§ **Exercise**
Locate each line with the string "well" in the listing below and copy it.

Items from a data source
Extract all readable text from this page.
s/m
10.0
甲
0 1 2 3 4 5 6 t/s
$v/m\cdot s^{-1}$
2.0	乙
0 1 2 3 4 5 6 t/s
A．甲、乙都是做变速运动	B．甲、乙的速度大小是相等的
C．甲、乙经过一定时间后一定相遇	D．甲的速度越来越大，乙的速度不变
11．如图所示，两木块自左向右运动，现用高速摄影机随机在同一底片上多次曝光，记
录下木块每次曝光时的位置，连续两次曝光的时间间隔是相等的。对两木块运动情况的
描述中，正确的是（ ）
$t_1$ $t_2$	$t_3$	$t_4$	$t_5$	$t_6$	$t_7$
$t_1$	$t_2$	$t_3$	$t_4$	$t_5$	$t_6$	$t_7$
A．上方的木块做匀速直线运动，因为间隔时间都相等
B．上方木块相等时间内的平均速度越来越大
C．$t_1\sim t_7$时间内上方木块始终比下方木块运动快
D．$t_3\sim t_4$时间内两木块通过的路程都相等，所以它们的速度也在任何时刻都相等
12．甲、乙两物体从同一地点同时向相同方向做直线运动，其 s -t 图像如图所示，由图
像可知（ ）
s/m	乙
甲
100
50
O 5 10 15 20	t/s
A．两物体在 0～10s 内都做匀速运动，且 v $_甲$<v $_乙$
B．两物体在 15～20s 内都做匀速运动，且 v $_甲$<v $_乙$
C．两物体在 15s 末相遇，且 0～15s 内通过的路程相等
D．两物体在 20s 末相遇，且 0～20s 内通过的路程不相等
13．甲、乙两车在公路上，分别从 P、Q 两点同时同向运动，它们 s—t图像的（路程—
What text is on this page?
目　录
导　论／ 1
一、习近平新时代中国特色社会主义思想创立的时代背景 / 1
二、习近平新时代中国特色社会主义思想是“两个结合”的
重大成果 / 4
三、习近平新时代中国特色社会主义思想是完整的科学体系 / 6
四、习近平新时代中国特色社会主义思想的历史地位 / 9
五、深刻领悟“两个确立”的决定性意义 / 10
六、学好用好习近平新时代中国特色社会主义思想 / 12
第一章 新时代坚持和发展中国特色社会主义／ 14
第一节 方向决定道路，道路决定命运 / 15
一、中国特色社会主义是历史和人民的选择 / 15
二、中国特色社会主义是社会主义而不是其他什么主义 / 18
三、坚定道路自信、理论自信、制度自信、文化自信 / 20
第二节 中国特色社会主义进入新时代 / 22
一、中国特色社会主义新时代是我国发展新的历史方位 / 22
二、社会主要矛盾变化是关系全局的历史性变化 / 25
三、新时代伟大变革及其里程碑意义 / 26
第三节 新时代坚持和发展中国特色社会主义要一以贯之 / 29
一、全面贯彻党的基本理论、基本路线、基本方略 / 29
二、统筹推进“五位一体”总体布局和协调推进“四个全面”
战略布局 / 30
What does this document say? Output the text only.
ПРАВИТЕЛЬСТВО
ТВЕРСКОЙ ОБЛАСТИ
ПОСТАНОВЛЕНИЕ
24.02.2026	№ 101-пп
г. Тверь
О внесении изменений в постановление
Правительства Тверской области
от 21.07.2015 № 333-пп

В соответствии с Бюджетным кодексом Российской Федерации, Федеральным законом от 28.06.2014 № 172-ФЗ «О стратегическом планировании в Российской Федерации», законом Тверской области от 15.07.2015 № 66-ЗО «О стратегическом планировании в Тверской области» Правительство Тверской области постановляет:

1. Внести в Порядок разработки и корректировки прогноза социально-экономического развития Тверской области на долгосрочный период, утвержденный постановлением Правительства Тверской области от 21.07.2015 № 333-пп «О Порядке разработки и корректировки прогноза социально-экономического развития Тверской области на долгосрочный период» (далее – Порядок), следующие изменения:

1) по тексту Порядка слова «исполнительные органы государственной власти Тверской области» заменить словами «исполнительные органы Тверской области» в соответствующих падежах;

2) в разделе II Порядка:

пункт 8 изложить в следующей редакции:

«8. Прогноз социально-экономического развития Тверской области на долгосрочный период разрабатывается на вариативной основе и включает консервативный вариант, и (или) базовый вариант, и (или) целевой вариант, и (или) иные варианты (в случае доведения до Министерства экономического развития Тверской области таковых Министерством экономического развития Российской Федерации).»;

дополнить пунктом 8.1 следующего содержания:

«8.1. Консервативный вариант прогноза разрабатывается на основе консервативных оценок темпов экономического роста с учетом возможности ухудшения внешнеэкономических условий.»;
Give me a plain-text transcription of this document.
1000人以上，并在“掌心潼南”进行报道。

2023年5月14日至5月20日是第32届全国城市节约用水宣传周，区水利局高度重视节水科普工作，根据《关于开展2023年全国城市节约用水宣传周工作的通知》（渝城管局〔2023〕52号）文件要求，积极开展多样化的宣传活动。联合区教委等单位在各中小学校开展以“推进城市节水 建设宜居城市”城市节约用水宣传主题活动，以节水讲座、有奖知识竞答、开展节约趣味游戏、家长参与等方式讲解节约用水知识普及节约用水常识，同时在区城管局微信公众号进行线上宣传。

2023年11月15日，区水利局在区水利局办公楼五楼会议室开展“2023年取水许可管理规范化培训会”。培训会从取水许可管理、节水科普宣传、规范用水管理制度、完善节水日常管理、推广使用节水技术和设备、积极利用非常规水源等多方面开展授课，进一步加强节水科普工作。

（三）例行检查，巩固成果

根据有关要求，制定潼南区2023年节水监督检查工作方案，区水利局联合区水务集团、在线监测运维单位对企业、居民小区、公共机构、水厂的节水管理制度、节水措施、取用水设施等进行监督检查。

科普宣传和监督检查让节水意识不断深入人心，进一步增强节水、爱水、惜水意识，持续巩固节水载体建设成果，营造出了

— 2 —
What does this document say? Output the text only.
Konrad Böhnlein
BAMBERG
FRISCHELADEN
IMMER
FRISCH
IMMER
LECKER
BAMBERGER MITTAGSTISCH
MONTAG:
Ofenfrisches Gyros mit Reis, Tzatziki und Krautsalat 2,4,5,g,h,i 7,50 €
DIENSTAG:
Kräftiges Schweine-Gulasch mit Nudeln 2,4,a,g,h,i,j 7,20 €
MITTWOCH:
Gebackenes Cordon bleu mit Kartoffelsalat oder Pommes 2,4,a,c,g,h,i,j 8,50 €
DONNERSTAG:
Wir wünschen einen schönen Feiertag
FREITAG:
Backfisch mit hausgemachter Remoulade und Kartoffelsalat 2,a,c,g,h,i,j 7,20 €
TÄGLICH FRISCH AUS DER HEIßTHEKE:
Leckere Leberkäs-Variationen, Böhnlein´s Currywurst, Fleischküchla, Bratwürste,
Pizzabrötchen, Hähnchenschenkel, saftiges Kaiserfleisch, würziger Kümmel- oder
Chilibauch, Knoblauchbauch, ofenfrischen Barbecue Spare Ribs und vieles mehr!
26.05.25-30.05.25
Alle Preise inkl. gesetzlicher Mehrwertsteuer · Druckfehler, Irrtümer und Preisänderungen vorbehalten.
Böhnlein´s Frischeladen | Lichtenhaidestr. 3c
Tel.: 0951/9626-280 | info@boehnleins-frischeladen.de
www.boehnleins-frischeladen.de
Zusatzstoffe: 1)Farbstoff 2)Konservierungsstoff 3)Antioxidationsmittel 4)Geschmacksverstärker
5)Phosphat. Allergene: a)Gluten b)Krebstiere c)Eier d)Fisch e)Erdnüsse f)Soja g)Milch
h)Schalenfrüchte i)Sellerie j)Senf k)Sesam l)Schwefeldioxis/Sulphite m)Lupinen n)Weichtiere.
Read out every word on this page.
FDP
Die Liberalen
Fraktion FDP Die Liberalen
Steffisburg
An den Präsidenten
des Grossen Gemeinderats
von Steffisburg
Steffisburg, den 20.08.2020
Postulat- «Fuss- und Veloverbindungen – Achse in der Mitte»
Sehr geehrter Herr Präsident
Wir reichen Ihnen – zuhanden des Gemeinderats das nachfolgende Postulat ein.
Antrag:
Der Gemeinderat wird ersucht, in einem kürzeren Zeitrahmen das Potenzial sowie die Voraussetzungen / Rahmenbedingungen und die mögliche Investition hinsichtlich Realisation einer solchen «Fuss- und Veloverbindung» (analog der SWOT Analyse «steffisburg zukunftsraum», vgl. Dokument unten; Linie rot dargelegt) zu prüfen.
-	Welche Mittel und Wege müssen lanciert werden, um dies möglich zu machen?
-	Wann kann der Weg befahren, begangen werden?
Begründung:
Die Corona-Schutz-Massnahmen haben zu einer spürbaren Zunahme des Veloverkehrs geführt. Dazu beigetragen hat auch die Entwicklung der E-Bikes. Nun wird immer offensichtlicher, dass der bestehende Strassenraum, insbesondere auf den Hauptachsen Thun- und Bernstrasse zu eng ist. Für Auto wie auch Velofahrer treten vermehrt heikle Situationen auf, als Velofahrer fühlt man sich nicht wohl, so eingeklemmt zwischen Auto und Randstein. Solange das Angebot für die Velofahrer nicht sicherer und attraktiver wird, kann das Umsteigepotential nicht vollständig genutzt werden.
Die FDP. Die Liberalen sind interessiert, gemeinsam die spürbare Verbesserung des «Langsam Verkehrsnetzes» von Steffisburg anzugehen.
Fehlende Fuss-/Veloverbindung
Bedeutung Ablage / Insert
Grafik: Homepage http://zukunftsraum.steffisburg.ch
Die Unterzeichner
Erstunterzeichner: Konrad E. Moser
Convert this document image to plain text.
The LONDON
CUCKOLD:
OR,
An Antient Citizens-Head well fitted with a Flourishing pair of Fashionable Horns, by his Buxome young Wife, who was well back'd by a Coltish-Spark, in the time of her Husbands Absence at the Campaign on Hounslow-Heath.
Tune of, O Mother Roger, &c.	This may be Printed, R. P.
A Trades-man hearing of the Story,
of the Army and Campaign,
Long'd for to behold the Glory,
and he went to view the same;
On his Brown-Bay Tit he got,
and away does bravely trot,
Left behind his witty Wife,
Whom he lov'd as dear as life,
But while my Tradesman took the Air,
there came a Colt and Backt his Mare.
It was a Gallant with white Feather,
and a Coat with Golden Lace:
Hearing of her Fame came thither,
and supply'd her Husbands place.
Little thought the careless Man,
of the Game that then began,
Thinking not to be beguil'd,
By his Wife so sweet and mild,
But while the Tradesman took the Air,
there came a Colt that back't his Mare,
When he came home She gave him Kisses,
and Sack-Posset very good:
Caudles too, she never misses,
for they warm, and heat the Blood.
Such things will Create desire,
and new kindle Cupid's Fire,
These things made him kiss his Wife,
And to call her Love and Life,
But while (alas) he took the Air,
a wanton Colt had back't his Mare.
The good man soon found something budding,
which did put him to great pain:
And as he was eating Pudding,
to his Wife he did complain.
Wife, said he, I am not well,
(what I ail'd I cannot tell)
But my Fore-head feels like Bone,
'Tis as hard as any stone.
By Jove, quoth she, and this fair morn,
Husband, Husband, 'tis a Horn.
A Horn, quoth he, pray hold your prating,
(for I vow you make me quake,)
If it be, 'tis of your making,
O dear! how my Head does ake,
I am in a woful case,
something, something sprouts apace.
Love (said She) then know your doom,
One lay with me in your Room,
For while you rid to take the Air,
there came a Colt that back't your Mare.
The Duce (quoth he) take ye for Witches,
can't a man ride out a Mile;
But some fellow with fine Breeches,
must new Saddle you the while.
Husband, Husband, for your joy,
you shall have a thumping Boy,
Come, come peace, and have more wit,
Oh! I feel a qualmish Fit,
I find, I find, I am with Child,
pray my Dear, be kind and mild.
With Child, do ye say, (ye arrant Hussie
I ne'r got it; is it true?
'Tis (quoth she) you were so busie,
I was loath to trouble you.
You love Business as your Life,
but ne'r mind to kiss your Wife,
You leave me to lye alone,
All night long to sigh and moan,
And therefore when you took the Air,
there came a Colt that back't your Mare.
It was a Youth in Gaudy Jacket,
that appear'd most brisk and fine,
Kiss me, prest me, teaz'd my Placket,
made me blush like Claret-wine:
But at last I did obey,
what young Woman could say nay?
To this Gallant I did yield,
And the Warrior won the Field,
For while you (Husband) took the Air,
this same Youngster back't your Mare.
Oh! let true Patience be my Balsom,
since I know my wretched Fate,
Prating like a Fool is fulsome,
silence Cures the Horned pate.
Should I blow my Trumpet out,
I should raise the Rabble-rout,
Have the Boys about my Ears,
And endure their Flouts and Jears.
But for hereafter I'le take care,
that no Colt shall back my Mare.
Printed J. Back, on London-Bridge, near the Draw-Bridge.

§ **Solution to the problem**
An Antient Citizens-Head well fitted with a Flourishing pair of Fashionable Horns, by his Buxome young Wife, who was well back'd by a Coltish-Spark, in the time of her Husbands Absence at the Campaign on Hounslow-Heath.
Wife, said he, I am not well,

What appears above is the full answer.